(Lines of data)
====================

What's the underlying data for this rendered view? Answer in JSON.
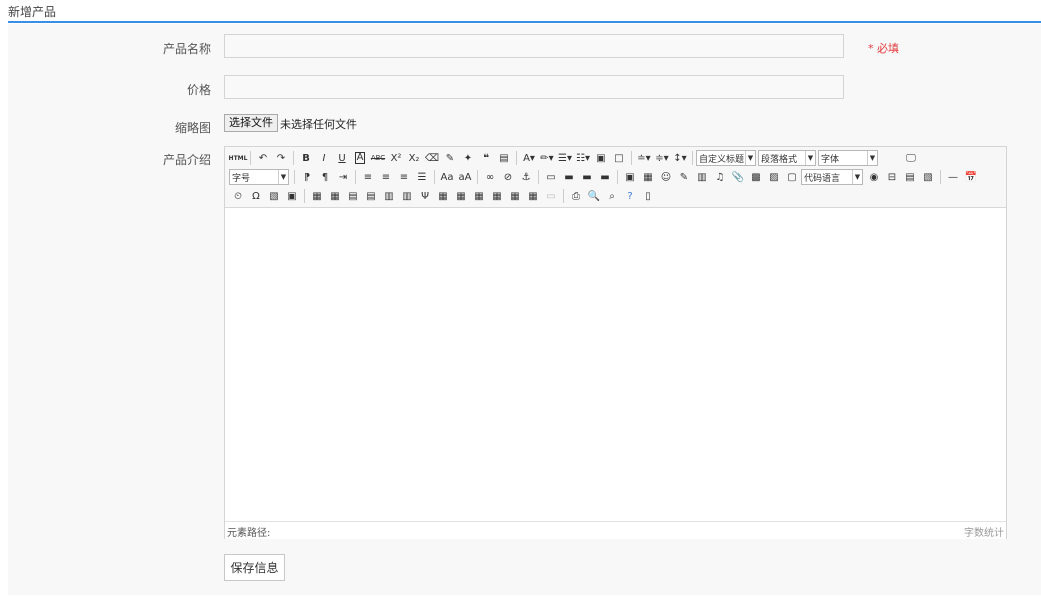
{
  "tab": {
    "title": "新增产品"
  },
  "form": {
    "name_label": "产品名称",
    "name_value": "",
    "required_note": "* 必填",
    "price_label": "价格",
    "price_value": "",
    "thumbnail_label": "缩略图",
    "file_button": "选择文件",
    "file_status": "未选择任何文件",
    "intro_label": "产品介绍",
    "save_button": "保存信息"
  },
  "editor": {
    "combo_custom_title": "自定义标题",
    "combo_paragraph": "段落格式",
    "combo_font": "字体",
    "combo_fontsize": "字号",
    "combo_code_lang": "代码语言",
    "html_icon_text": "HTML",
    "path_label": "元素路径:",
    "wordcount_label": "字数统计",
    "colors": {
      "accent": "#3a8ee6",
      "required": "#e4393c"
    }
  }
}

====================

◆ **Request**:
Omit all pictures while transcribing the entries verbatim.

◆ **Expected answer**:
What's the underlying data for this rendered view? Answer in JSON.
{
  "tab": {
    "title": "新增产品"
  },
  "form": {
    "name_label": "产品名称",
    "name_value": "",
    "required_note": "* 必填",
    "price_label": "价格",
    "price_value": "",
    "thumbnail_label": "缩略图",
    "file_button": "选择文件",
    "file_status": "未选择任何文件",
    "intro_label": "产品介绍",
    "save_button": "保存信息"
  },
  "editor": {
    "combo_custom_title": "自定义标题",
    "combo_paragraph": "段落格式",
    "combo_font": "字体",
    "combo_fontsize": "字号",
    "combo_code_lang": "代码语言",
    "html_icon_text": "HTML",
    "path_label": "元素路径:",
    "wordcount_label": "字数统计",
    "colors": {
      "accent": "#3a8ee6",
      "required": "#e4393c"
    }
  }
}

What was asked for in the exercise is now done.